• **Direction**:
Find the word "nose" in the material below and gather every line that contains it.

A block of data:
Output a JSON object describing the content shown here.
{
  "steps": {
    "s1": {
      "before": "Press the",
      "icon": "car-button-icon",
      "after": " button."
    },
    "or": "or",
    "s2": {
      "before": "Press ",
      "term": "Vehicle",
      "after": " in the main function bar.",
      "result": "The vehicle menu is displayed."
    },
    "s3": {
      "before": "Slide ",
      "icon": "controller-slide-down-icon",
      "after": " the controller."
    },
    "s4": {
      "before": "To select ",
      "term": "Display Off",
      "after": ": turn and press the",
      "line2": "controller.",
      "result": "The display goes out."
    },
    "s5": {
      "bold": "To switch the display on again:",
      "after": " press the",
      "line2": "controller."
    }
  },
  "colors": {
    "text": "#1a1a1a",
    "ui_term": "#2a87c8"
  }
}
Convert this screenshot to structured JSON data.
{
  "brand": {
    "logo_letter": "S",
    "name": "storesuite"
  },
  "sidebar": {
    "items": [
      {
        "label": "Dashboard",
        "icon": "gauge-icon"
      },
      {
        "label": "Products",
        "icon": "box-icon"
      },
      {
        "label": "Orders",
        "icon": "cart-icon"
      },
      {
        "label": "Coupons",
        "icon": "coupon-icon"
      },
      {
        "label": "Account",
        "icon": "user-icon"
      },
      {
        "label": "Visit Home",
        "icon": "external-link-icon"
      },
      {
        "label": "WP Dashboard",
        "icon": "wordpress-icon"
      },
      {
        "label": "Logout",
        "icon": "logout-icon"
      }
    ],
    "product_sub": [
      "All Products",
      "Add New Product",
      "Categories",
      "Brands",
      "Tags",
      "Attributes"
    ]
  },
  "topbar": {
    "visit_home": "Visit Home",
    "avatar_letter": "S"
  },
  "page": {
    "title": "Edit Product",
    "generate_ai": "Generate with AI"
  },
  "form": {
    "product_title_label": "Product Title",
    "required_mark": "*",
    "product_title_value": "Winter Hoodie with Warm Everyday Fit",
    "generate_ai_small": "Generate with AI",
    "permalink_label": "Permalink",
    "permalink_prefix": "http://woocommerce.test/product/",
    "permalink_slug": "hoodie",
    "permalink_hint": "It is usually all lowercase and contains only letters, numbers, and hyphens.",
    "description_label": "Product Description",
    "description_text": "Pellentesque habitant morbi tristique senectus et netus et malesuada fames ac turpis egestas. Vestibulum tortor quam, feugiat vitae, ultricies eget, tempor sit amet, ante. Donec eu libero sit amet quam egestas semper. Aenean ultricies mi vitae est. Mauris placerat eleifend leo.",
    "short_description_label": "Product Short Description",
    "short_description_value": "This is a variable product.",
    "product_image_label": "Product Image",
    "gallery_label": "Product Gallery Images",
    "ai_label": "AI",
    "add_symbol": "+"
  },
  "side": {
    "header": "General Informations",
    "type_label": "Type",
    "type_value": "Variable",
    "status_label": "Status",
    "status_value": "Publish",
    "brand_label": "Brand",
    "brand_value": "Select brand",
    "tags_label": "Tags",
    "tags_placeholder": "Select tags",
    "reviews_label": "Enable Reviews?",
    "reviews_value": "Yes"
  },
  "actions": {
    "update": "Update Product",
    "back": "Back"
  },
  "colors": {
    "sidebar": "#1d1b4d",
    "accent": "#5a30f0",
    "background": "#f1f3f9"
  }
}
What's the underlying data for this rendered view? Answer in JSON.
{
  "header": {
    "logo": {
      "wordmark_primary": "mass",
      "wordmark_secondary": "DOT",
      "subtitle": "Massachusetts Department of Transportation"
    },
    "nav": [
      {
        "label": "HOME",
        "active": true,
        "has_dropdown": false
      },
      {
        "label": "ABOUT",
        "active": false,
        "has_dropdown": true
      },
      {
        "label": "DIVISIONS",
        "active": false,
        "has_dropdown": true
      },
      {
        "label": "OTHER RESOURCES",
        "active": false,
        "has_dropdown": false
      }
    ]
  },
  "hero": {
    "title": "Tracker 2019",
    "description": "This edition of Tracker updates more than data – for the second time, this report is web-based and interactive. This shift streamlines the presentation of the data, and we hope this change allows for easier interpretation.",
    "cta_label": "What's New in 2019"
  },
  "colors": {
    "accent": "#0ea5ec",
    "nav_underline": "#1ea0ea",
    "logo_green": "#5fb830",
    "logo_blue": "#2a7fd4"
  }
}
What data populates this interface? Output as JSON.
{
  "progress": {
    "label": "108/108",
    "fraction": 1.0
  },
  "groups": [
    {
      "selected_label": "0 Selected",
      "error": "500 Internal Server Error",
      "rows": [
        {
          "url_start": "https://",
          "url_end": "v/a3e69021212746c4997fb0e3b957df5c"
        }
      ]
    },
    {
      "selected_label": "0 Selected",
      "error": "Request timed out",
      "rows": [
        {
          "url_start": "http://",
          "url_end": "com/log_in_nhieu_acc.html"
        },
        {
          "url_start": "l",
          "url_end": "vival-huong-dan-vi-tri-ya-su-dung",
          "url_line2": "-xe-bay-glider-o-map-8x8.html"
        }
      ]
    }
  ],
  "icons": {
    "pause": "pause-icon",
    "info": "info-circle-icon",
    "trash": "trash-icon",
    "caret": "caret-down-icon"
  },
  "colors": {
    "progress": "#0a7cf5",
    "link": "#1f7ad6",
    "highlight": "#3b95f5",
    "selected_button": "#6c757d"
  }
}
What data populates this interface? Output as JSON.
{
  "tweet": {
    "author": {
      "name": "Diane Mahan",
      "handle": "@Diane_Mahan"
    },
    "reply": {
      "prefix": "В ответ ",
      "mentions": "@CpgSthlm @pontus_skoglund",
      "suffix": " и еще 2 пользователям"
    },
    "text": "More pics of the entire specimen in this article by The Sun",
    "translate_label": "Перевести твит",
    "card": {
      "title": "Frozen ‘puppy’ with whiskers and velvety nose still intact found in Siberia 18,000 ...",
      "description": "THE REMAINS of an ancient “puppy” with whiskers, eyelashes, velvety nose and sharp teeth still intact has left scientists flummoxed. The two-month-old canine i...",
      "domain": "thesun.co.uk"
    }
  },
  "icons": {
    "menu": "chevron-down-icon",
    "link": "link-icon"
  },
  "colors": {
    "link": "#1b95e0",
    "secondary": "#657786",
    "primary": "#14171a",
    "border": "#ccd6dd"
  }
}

• **Completed exercise**:
      "title": "Frozen ‘puppy’ with whiskers and velvety nose still intact found in Siberia 18,000 ...",
      "description": "THE REMAINS of an ancient “puppy” with whiskers, eyelashes, velvety nose and sharp teeth still intact has left scientists flummoxed. The two-month-old canine i...",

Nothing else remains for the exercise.